__What you should do__
Every line that holds the string "meta" is to be identified and copied.

[start of Data provided]

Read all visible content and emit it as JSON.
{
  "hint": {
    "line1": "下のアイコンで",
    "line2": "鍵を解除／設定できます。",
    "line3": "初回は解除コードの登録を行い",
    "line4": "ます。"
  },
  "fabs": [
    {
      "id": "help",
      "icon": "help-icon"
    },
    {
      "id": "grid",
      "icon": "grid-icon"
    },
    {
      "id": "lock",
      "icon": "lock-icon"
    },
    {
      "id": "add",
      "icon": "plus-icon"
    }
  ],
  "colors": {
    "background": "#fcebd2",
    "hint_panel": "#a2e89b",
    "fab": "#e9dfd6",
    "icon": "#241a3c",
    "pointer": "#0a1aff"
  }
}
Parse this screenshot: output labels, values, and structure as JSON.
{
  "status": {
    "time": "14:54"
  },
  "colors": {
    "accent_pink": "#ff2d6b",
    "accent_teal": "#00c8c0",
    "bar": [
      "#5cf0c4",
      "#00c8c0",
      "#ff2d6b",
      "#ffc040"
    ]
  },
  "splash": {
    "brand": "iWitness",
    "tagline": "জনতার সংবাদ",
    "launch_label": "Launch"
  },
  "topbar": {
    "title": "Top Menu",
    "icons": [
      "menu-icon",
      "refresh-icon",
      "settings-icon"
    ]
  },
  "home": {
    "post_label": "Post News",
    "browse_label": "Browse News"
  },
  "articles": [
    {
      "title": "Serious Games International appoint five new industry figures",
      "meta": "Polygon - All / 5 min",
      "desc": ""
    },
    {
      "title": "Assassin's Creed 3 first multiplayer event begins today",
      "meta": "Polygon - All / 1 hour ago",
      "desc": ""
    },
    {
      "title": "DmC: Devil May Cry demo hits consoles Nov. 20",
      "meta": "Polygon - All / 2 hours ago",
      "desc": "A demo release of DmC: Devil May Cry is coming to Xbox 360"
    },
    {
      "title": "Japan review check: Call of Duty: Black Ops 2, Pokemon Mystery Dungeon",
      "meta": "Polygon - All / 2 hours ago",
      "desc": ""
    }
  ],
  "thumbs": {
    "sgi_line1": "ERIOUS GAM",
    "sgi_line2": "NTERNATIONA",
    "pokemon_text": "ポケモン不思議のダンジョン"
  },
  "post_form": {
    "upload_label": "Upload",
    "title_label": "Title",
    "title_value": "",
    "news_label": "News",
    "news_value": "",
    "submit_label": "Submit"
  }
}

[end of Data provided]

__The solution__
      "meta": "Polygon - All / 5 min",
      "meta": "Polygon - All / 1 hour ago",
      "meta": "Polygon - All / 2 hours ago",
      "meta": "Polygon - All / 2 hours ago",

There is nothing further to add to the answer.